Hunt for the word "text" across the entries below, copying each line that holds it.

* Begin Source data *

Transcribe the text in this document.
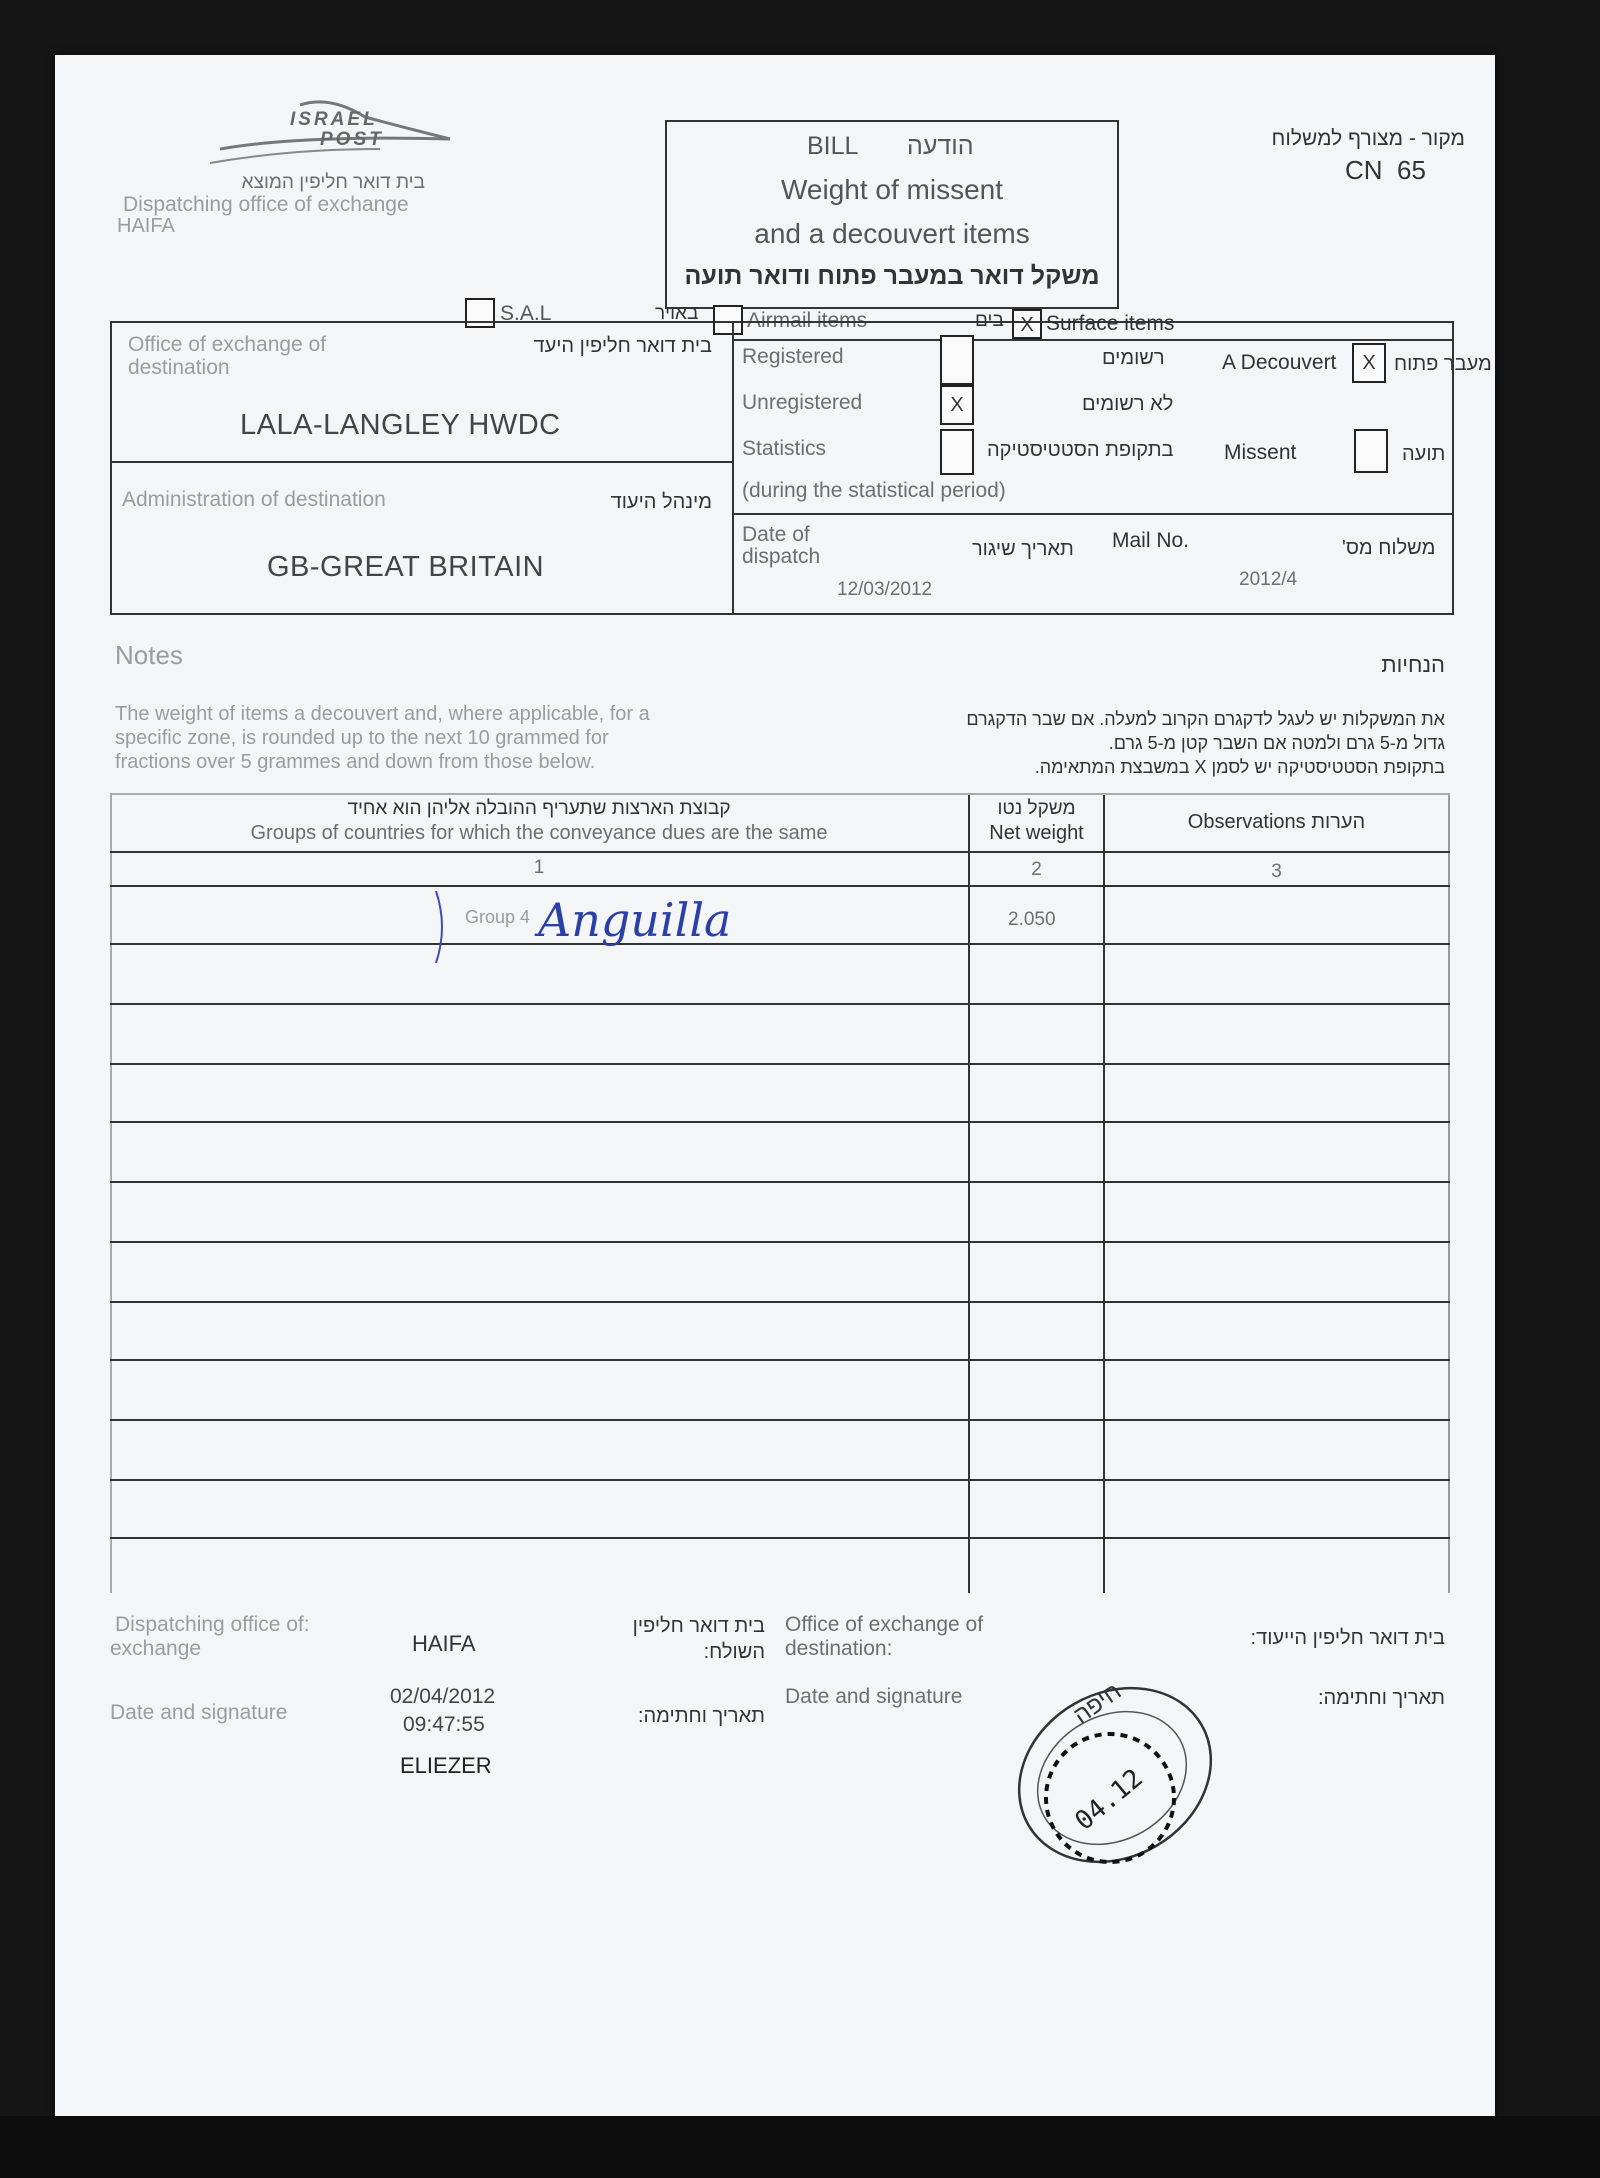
ISRAEL
POST
בית דואר חליפין המוצא
Dispatching office of exchange
HAIFA
BILL הודעה
Weight of missent
and a decouvert items
משקל דואר במעבר פתוח ודואר תועה
מקור - מצורף למשלוח
CN  65
S.A.L	באויר Airmail items	בים X Surface items
Office of exchange of destination
בית דואר חליפין היעד
LALA-LANGLEY HWDC
Administration of destination	מינהל היעוד
GB-GREAT BRITAIN
Registered	רשומים
Unregistered	X	לא רשומים
Statistics	בתקופת הסטטיסטיקה
(during the statistical period)
A Decouvert	X מעבר פתוח
Missent	תועה
Date of
dispatch	תאריך שיגור
12/03/2012
Mail No.	משלוח מס'
2012/4
Notes	הנחיות
The weight of items a decouvert and, where applicable, for a
specific zone, is rounded up to the next 10 grammed for
fractions over 5 grammes and down from those below.
את המשקלות יש לעגל לדקגרם הקרוב למעלה. אם שבר הדקגרם
גדול מ-5 גרם ולמטה אם השבר קטן מ-5 גרם.
בתקופת הסטטיסטיקה יש לסמן X במשבצת המתאימה.
קבוצת הארצות שתעריף ההובלה אליהן הוא אחיד
Groups of countries for which the conveyance dues are the same
משקל נטו
Net weight	Observations הערות
1	2	3
Group 4 Anguilla	2.050
Dispatching office of:
exchange	HAIFA
בית דואר חליפין
השולח:
Date and signature
02/04/2012
09:47:55
ELIEZER
תאריך וחתימה:
Office of exchange of
destination:	בית דואר חליפין הייעוד:
Date and signature	תאריך וחתימה:
חיפה
04.12
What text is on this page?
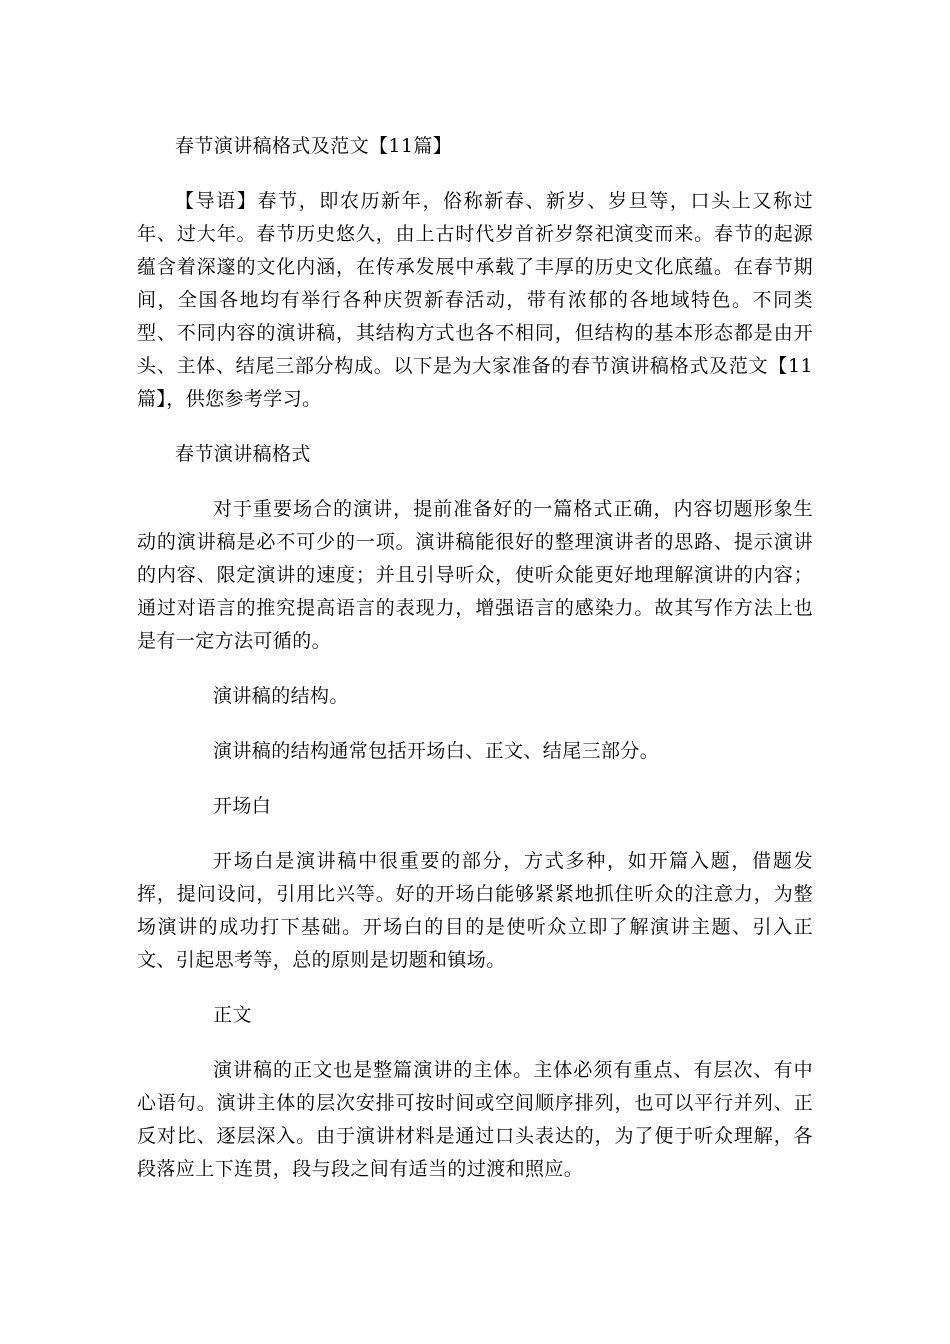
春节演讲稿格式及范文【11篇】

【导语】春节，即农历新年，俗称新春、新岁、岁旦等，口头上又称过年、过大年。春节历史悠久，由上古时代岁首祈岁祭祀演变而来。春节的起源蕴含着深邃的文化内涵，在传承发展中承载了丰厚的历史文化底蕴。在春节期间，全国各地均有举行各种庆贺新春活动，带有浓郁的各地域特色。不同类型、不同内容的演讲稿，其结构方式也各不相同，但结构的基本形态都是由开头、主体、结尾三部分构成。以下是为大家准备的春节演讲稿格式及范文【11篇】，供您参考学习。

春节演讲稿格式

对于重要场合的演讲，提前准备好的一篇格式正确，内容切题形象生动的演讲稿是必不可少的一项。演讲稿能很好的整理演讲者的思路、提示演讲的内容、限定演讲的速度；并且引导听众，使听众能更好地理解演讲的内容；通过对语言的推究提高语言的表现力，增强语言的感染力。故其写作方法上也是有一定方法可循的。

演讲稿的结构。

演讲稿的结构通常包括开场白、正文、结尾三部分。

开场白

开场白是演讲稿中很重要的部分，方式多种，如开篇入题，借题发挥，提问设问，引用比兴等。好的开场白能够紧紧地抓住听众的注意力，为整场演讲的成功打下基础。开场白的目的是使听众立即了解演讲主题、引入正文、引起思考等，总的原则是切题和镇场。

正文

演讲稿的正文也是整篇演讲的主体。主体必须有重点、有层次、有中心语句。演讲主体的层次安排可按时间或空间顺序排列，也可以平行并列、正反对比、逐层深入。由于演讲材料是通过口头表达的，为了便于听众理解，各段落应上下连贯，段与段之间有适当的过渡和照应。
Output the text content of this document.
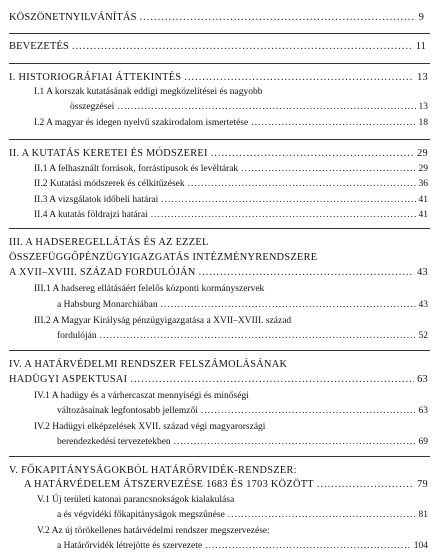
KÖSZÖNETNYILVÁNÍTÁS .....	9
BEVEZETÉS .....	11
I. HISTORIOGRÁFIAI ÁTTEKINTÉS .....	13
I.1 A korszak kutatásának eddigi megközelítései és nagyobb
összegzései .....	13
I.2 A magyar és idegen nyelvű szakirodalom ismertetése .....	18
II. A KUTATÁS KERETEI ÉS MÓDSZEREI .....	29
II.1 A felhasznált források, forrástípusok és levéltárak .....	29
II.2 Kutatási módszerek és célkitűzések .....	36
II.3 A vizsgálatok időbeli határai .....	41
II.4 A kutatás földrajzi határai .....	41
III. A HADSEREGELLÁTÁS ÉS AZ EZZEL
ÖSSZEFÜGGŐPÉNZÜGYIGAZGATÁS INTÉZMÉNYRENDSZERE
A XVII–XVIII. SZÁZAD FORDULÓJÁN .....	43
III.1 A hadsereg ellátásáért felelős központi kormányszervek
a Habsburg Monarchiában .....	43
III.2 A Magyar Királyság pénzügyigazgatása a XVII–XVIII. század
fordulóján .....	52
IV. A HATÁRVÉDELMI RENDSZER FELSZÁMOLÁSÁNAK
HADÜGYI ASPEKTUSAI .....	63
IV.1 A hadügy és a várhercaszat mennyiségi és minőségi
változásainak legfontosabb jellemzői .....	63
IV.2 Hadügyi elképzelések XVII. század végi magyarországi
berendezkedési tervezetekben .....	69
V. FŐKAPITÁNYSÁGOKBÓL HATÁRŐRVIDÉK-RENDSZER:
A HATÁRVÉDELEM ÁTSZERVEZÉSE 1683 ÉS 1703 KÖZÖTT .....	79
V.1 Új területi katonai parancsnokságok kialakulása
a és végvidéki főkapitányságok megszűnése .....	81
V.2 Az új törökellenes határvédelmi rendszer megszervezése:
a Határőrvidék létrejötte és szervezete .....	104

* End Source data *

Complete response:
Transcribe the text in this document.
What text is on this page?
Output the text content of this document.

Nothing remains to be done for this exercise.